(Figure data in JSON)
-- Begin --

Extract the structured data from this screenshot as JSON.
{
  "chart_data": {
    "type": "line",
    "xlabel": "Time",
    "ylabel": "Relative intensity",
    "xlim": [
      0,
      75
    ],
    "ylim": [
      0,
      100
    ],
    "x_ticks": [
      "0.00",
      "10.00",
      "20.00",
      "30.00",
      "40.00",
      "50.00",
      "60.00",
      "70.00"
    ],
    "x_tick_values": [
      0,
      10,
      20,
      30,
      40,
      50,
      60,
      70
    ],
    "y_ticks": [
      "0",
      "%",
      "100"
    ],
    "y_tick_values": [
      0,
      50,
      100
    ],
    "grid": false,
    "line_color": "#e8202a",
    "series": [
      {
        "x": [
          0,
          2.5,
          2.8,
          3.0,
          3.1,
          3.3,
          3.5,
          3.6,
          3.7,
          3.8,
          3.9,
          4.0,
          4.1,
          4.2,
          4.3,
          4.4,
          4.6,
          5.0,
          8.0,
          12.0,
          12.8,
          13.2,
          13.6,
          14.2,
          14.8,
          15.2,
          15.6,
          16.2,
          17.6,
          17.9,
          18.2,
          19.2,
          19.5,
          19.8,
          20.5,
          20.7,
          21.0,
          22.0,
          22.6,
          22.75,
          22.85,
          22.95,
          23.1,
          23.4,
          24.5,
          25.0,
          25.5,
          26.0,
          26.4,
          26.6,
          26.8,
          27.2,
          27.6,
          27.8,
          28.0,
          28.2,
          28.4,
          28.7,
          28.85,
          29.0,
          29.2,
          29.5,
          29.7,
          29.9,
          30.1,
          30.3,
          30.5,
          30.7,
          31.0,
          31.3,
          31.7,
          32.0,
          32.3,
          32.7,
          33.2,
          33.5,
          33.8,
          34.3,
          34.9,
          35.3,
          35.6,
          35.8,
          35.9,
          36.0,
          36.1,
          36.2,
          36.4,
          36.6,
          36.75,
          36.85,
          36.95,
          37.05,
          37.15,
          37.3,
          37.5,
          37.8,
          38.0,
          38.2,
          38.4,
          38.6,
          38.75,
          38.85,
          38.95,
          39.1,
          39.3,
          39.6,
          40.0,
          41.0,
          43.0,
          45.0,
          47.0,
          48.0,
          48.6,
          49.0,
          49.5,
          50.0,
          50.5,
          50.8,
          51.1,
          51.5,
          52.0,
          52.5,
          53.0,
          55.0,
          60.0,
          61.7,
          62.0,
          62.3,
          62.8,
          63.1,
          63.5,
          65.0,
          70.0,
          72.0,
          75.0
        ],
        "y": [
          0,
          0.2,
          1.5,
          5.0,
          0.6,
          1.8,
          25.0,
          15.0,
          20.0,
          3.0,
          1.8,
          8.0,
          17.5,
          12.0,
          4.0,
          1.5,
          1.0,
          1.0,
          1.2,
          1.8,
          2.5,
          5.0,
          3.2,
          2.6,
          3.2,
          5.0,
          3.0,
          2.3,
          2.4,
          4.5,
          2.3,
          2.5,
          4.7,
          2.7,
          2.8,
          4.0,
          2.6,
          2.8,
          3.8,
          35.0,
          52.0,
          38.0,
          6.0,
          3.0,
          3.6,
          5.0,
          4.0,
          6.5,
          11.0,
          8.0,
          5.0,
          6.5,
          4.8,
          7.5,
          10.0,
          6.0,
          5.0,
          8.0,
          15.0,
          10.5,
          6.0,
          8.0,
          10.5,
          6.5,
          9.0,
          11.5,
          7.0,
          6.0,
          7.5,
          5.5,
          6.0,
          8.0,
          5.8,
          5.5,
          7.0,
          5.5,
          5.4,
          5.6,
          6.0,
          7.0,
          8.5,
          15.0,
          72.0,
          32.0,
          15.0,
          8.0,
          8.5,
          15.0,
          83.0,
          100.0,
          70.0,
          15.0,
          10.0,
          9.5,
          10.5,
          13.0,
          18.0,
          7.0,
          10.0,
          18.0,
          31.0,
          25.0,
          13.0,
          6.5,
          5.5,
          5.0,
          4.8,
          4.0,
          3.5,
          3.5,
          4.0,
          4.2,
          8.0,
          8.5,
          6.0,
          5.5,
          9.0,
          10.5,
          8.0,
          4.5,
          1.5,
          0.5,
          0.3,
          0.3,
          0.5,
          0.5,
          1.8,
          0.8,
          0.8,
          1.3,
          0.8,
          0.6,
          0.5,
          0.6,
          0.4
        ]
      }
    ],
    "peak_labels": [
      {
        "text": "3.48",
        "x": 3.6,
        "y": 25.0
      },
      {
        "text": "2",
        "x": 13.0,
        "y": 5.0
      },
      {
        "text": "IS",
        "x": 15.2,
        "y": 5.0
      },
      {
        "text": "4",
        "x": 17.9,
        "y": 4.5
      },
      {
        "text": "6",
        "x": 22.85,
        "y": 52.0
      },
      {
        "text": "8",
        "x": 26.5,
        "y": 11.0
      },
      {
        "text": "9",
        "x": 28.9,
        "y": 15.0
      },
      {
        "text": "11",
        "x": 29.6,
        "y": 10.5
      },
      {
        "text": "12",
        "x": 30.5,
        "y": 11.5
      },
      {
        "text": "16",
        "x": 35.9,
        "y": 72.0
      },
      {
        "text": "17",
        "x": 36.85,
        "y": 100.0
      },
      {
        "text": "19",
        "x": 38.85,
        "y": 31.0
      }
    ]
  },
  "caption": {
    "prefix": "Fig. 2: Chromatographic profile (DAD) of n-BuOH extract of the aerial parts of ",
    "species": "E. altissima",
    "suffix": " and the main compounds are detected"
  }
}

-- End --

(Exercise directions) Wherever "text" shows up in a line, copy that line.

(Answer for the task)
        "text": "3.48",
        "text": "2",
        "text": "IS",
        "text": "4",
        "text": "6",
        "text": "8",
        "text": "9",
        "text": "11",
        "text": "12",
        "text": "16",
        "text": "17",
        "text": "19",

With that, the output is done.